**Given task:** Below is some material; set it all down exactly, apart from the pictures.

(Structured figure records)
:::::
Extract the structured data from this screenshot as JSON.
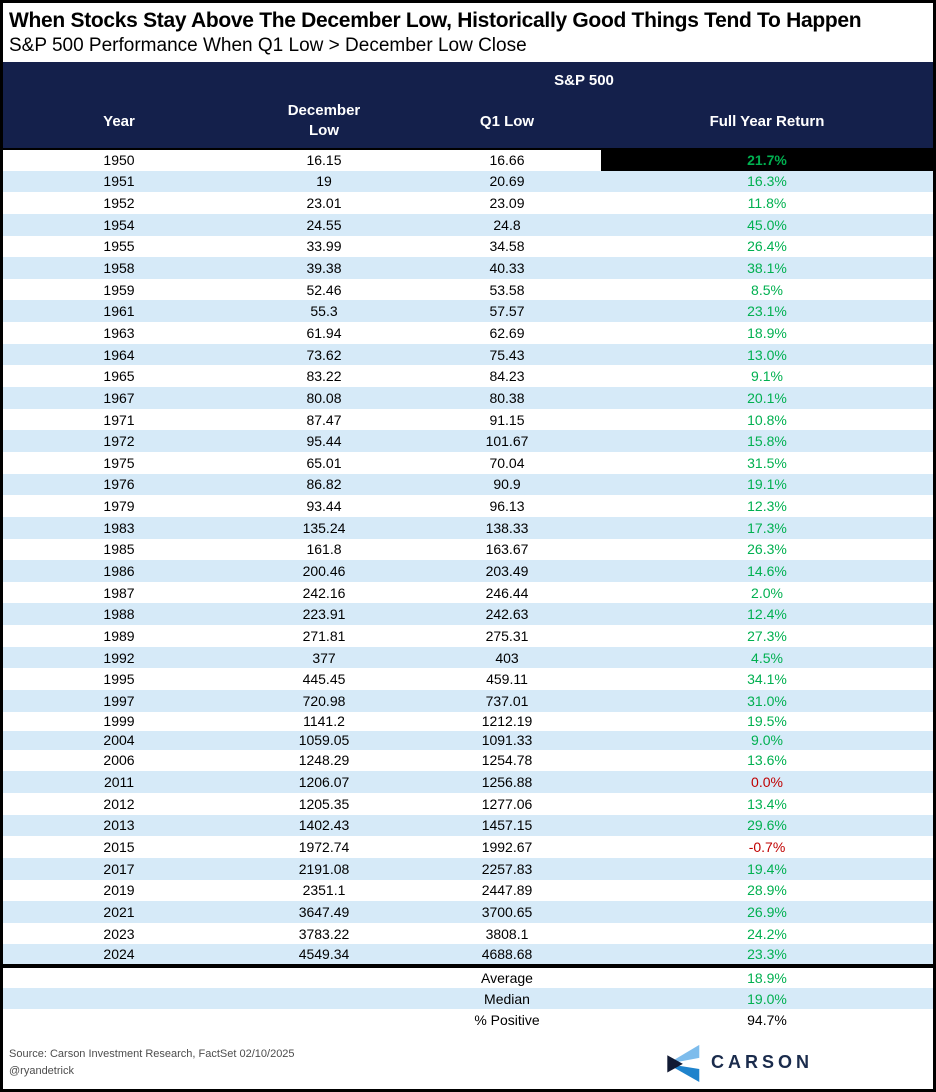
{
  "title": "When Stocks Stay Above The December Low, Historically Good Things Tend To Happen",
  "subtitle": "S&P 500 Performance When Q1 Low > December Low Close",
  "chart_data": {
    "type": "table",
    "group_header": "S&P 500",
    "columns": [
      "Year",
      "December Low",
      "Q1 Low",
      "Full Year Return"
    ],
    "rows": [
      {
        "year": "1950",
        "december_low": "16.15",
        "q1_low": "16.66",
        "full_year_return": "21.7%",
        "negative": false,
        "highlighted": true
      },
      {
        "year": "1951",
        "december_low": "19",
        "q1_low": "20.69",
        "full_year_return": "16.3%",
        "negative": false
      },
      {
        "year": "1952",
        "december_low": "23.01",
        "q1_low": "23.09",
        "full_year_return": "11.8%",
        "negative": false
      },
      {
        "year": "1954",
        "december_low": "24.55",
        "q1_low": "24.8",
        "full_year_return": "45.0%",
        "negative": false
      },
      {
        "year": "1955",
        "december_low": "33.99",
        "q1_low": "34.58",
        "full_year_return": "26.4%",
        "negative": false
      },
      {
        "year": "1958",
        "december_low": "39.38",
        "q1_low": "40.33",
        "full_year_return": "38.1%",
        "negative": false
      },
      {
        "year": "1959",
        "december_low": "52.46",
        "q1_low": "53.58",
        "full_year_return": "8.5%",
        "negative": false
      },
      {
        "year": "1961",
        "december_low": "55.3",
        "q1_low": "57.57",
        "full_year_return": "23.1%",
        "negative": false
      },
      {
        "year": "1963",
        "december_low": "61.94",
        "q1_low": "62.69",
        "full_year_return": "18.9%",
        "negative": false
      },
      {
        "year": "1964",
        "december_low": "73.62",
        "q1_low": "75.43",
        "full_year_return": "13.0%",
        "negative": false
      },
      {
        "year": "1965",
        "december_low": "83.22",
        "q1_low": "84.23",
        "full_year_return": "9.1%",
        "negative": false
      },
      {
        "year": "1967",
        "december_low": "80.08",
        "q1_low": "80.38",
        "full_year_return": "20.1%",
        "negative": false
      },
      {
        "year": "1971",
        "december_low": "87.47",
        "q1_low": "91.15",
        "full_year_return": "10.8%",
        "negative": false
      },
      {
        "year": "1972",
        "december_low": "95.44",
        "q1_low": "101.67",
        "full_year_return": "15.8%",
        "negative": false
      },
      {
        "year": "1975",
        "december_low": "65.01",
        "q1_low": "70.04",
        "full_year_return": "31.5%",
        "negative": false
      },
      {
        "year": "1976",
        "december_low": "86.82",
        "q1_low": "90.9",
        "full_year_return": "19.1%",
        "negative": false
      },
      {
        "year": "1979",
        "december_low": "93.44",
        "q1_low": "96.13",
        "full_year_return": "12.3%",
        "negative": false
      },
      {
        "year": "1983",
        "december_low": "135.24",
        "q1_low": "138.33",
        "full_year_return": "17.3%",
        "negative": false
      },
      {
        "year": "1985",
        "december_low": "161.8",
        "q1_low": "163.67",
        "full_year_return": "26.3%",
        "negative": false
      },
      {
        "year": "1986",
        "december_low": "200.46",
        "q1_low": "203.49",
        "full_year_return": "14.6%",
        "negative": false
      },
      {
        "year": "1987",
        "december_low": "242.16",
        "q1_low": "246.44",
        "full_year_return": "2.0%",
        "negative": false
      },
      {
        "year": "1988",
        "december_low": "223.91",
        "q1_low": "242.63",
        "full_year_return": "12.4%",
        "negative": false
      },
      {
        "year": "1989",
        "december_low": "271.81",
        "q1_low": "275.31",
        "full_year_return": "27.3%",
        "negative": false
      },
      {
        "year": "1992",
        "december_low": "377",
        "q1_low": "403",
        "full_year_return": "4.5%",
        "negative": false
      },
      {
        "year": "1995",
        "december_low": "445.45",
        "q1_low": "459.11",
        "full_year_return": "34.1%",
        "negative": false
      },
      {
        "year": "1997",
        "december_low": "720.98",
        "q1_low": "737.01",
        "full_year_return": "31.0%",
        "negative": false
      },
      {
        "year": "1999",
        "december_low": "1141.2",
        "q1_low": "1212.19",
        "full_year_return": "19.5%",
        "negative": false,
        "compact": true
      },
      {
        "year": "2004",
        "december_low": "1059.05",
        "q1_low": "1091.33",
        "full_year_return": "9.0%",
        "negative": false,
        "compact": true
      },
      {
        "year": "2006",
        "december_low": "1248.29",
        "q1_low": "1254.78",
        "full_year_return": "13.6%",
        "negative": false
      },
      {
        "year": "2011",
        "december_low": "1206.07",
        "q1_low": "1256.88",
        "full_year_return": "0.0%",
        "negative": true
      },
      {
        "year": "2012",
        "december_low": "1205.35",
        "q1_low": "1277.06",
        "full_year_return": "13.4%",
        "negative": false
      },
      {
        "year": "2013",
        "december_low": "1402.43",
        "q1_low": "1457.15",
        "full_year_return": "29.6%",
        "negative": false
      },
      {
        "year": "2015",
        "december_low": "1972.74",
        "q1_low": "1992.67",
        "full_year_return": "-0.7%",
        "negative": true
      },
      {
        "year": "2017",
        "december_low": "2191.08",
        "q1_low": "2257.83",
        "full_year_return": "19.4%",
        "negative": false
      },
      {
        "year": "2019",
        "december_low": "2351.1",
        "q1_low": "2447.89",
        "full_year_return": "28.9%",
        "negative": false
      },
      {
        "year": "2021",
        "december_low": "3647.49",
        "q1_low": "3700.65",
        "full_year_return": "26.9%",
        "negative": false
      },
      {
        "year": "2023",
        "december_low": "3783.22",
        "q1_low": "3808.1",
        "full_year_return": "24.2%",
        "negative": false
      },
      {
        "year": "2024",
        "december_low": "4549.34",
        "q1_low": "4688.68",
        "full_year_return": "23.3%",
        "negative": false
      }
    ],
    "summary": [
      {
        "label": "Average",
        "value": "18.9%",
        "color": "green"
      },
      {
        "label": "Median",
        "value": "19.0%",
        "color": "green"
      },
      {
        "label": "% Positive",
        "value": "94.7%",
        "color": "black"
      }
    ]
  },
  "footer": {
    "source": "Source: Carson Investment Research, FactSet 02/10/2025",
    "handle": "@ryandetrick",
    "logo_text": "CARSON"
  },
  "colors": {
    "header_bg": "#14204B",
    "row_stripe": "#D6EAF8",
    "positive_green": "#00B050",
    "negative_red": "#C00000",
    "highlight_cell_bg": "#000000",
    "logo_navy": "#1A2B4C",
    "logo_light_blue": "#7DBCEC",
    "logo_blue": "#1F83CC"
  }
}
:::::
**Solution below:**
Extract the structured data from this screenshot as JSON.
{
  "title": "When Stocks Stay Above The December Low, Historically Good Things Tend To Happen",
  "subtitle": "S&P 500 Performance When Q1 Low > December Low Close",
  "chart_data": {
    "type": "table",
    "group_header": "S&P 500",
    "columns": [
      "Year",
      "December Low",
      "Q1 Low",
      "Full Year Return"
    ],
    "rows": [
      {
        "year": "1950",
        "december_low": "16.15",
        "q1_low": "16.66",
        "full_year_return": "21.7%",
        "negative": false,
        "highlighted": true
      },
      {
        "year": "1951",
        "december_low": "19",
        "q1_low": "20.69",
        "full_year_return": "16.3%",
        "negative": false
      },
      {
        "year": "1952",
        "december_low": "23.01",
        "q1_low": "23.09",
        "full_year_return": "11.8%",
        "negative": false
      },
      {
        "year": "1954",
        "december_low": "24.55",
        "q1_low": "24.8",
        "full_year_return": "45.0%",
        "negative": false
      },
      {
        "year": "1955",
        "december_low": "33.99",
        "q1_low": "34.58",
        "full_year_return": "26.4%",
        "negative": false
      },
      {
        "year": "1958",
        "december_low": "39.38",
        "q1_low": "40.33",
        "full_year_return": "38.1%",
        "negative": false
      },
      {
        "year": "1959",
        "december_low": "52.46",
        "q1_low": "53.58",
        "full_year_return": "8.5%",
        "negative": false
      },
      {
        "year": "1961",
        "december_low": "55.3",
        "q1_low": "57.57",
        "full_year_return": "23.1%",
        "negative": false
      },
      {
        "year": "1963",
        "december_low": "61.94",
        "q1_low": "62.69",
        "full_year_return": "18.9%",
        "negative": false
      },
      {
        "year": "1964",
        "december_low": "73.62",
        "q1_low": "75.43",
        "full_year_return": "13.0%",
        "negative": false
      },
      {
        "year": "1965",
        "december_low": "83.22",
        "q1_low": "84.23",
        "full_year_return": "9.1%",
        "negative": false
      },
      {
        "year": "1967",
        "december_low": "80.08",
        "q1_low": "80.38",
        "full_year_return": "20.1%",
        "negative": false
      },
      {
        "year": "1971",
        "december_low": "87.47",
        "q1_low": "91.15",
        "full_year_return": "10.8%",
        "negative": false
      },
      {
        "year": "1972",
        "december_low": "95.44",
        "q1_low": "101.67",
        "full_year_return": "15.8%",
        "negative": false
      },
      {
        "year": "1975",
        "december_low": "65.01",
        "q1_low": "70.04",
        "full_year_return": "31.5%",
        "negative": false
      },
      {
        "year": "1976",
        "december_low": "86.82",
        "q1_low": "90.9",
        "full_year_return": "19.1%",
        "negative": false
      },
      {
        "year": "1979",
        "december_low": "93.44",
        "q1_low": "96.13",
        "full_year_return": "12.3%",
        "negative": false
      },
      {
        "year": "1983",
        "december_low": "135.24",
        "q1_low": "138.33",
        "full_year_return": "17.3%",
        "negative": false
      },
      {
        "year": "1985",
        "december_low": "161.8",
        "q1_low": "163.67",
        "full_year_return": "26.3%",
        "negative": false
      },
      {
        "year": "1986",
        "december_low": "200.46",
        "q1_low": "203.49",
        "full_year_return": "14.6%",
        "negative": false
      },
      {
        "year": "1987",
        "december_low": "242.16",
        "q1_low": "246.44",
        "full_year_return": "2.0%",
        "negative": false
      },
      {
        "year": "1988",
        "december_low": "223.91",
        "q1_low": "242.63",
        "full_year_return": "12.4%",
        "negative": false
      },
      {
        "year": "1989",
        "december_low": "271.81",
        "q1_low": "275.31",
        "full_year_return": "27.3%",
        "negative": false
      },
      {
        "year": "1992",
        "december_low": "377",
        "q1_low": "403",
        "full_year_return": "4.5%",
        "negative": false
      },
      {
        "year": "1995",
        "december_low": "445.45",
        "q1_low": "459.11",
        "full_year_return": "34.1%",
        "negative": false
      },
      {
        "year": "1997",
        "december_low": "720.98",
        "q1_low": "737.01",
        "full_year_return": "31.0%",
        "negative": false
      },
      {
        "year": "1999",
        "december_low": "1141.2",
        "q1_low": "1212.19",
        "full_year_return": "19.5%",
        "negative": false,
        "compact": true
      },
      {
        "year": "2004",
        "december_low": "1059.05",
        "q1_low": "1091.33",
        "full_year_return": "9.0%",
        "negative": false,
        "compact": true
      },
      {
        "year": "2006",
        "december_low": "1248.29",
        "q1_low": "1254.78",
        "full_year_return": "13.6%",
        "negative": false
      },
      {
        "year": "2011",
        "december_low": "1206.07",
        "q1_low": "1256.88",
        "full_year_return": "0.0%",
        "negative": true
      },
      {
        "year": "2012",
        "december_low": "1205.35",
        "q1_low": "1277.06",
        "full_year_return": "13.4%",
        "negative": false
      },
      {
        "year": "2013",
        "december_low": "1402.43",
        "q1_low": "1457.15",
        "full_year_return": "29.6%",
        "negative": false
      },
      {
        "year": "2015",
        "december_low": "1972.74",
        "q1_low": "1992.67",
        "full_year_return": "-0.7%",
        "negative": true
      },
      {
        "year": "2017",
        "december_low": "2191.08",
        "q1_low": "2257.83",
        "full_year_return": "19.4%",
        "negative": false
      },
      {
        "year": "2019",
        "december_low": "2351.1",
        "q1_low": "2447.89",
        "full_year_return": "28.9%",
        "negative": false
      },
      {
        "year": "2021",
        "december_low": "3647.49",
        "q1_low": "3700.65",
        "full_year_return": "26.9%",
        "negative": false
      },
      {
        "year": "2023",
        "december_low": "3783.22",
        "q1_low": "3808.1",
        "full_year_return": "24.2%",
        "negative": false
      },
      {
        "year": "2024",
        "december_low": "4549.34",
        "q1_low": "4688.68",
        "full_year_return": "23.3%",
        "negative": false
      }
    ],
    "summary": [
      {
        "label": "Average",
        "value": "18.9%",
        "color": "green"
      },
      {
        "label": "Median",
        "value": "19.0%",
        "color": "green"
      },
      {
        "label": "% Positive",
        "value": "94.7%",
        "color": "black"
      }
    ]
  },
  "footer": {
    "source": "Source: Carson Investment Research, FactSet 02/10/2025",
    "handle": "@ryandetrick",
    "logo_text": "CARSON"
  },
  "colors": {
    "header_bg": "#14204B",
    "row_stripe": "#D6EAF8",
    "positive_green": "#00B050",
    "negative_red": "#C00000",
    "highlight_cell_bg": "#000000",
    "logo_navy": "#1A2B4C",
    "logo_light_blue": "#7DBCEC",
    "logo_blue": "#1F83CC"
  }
}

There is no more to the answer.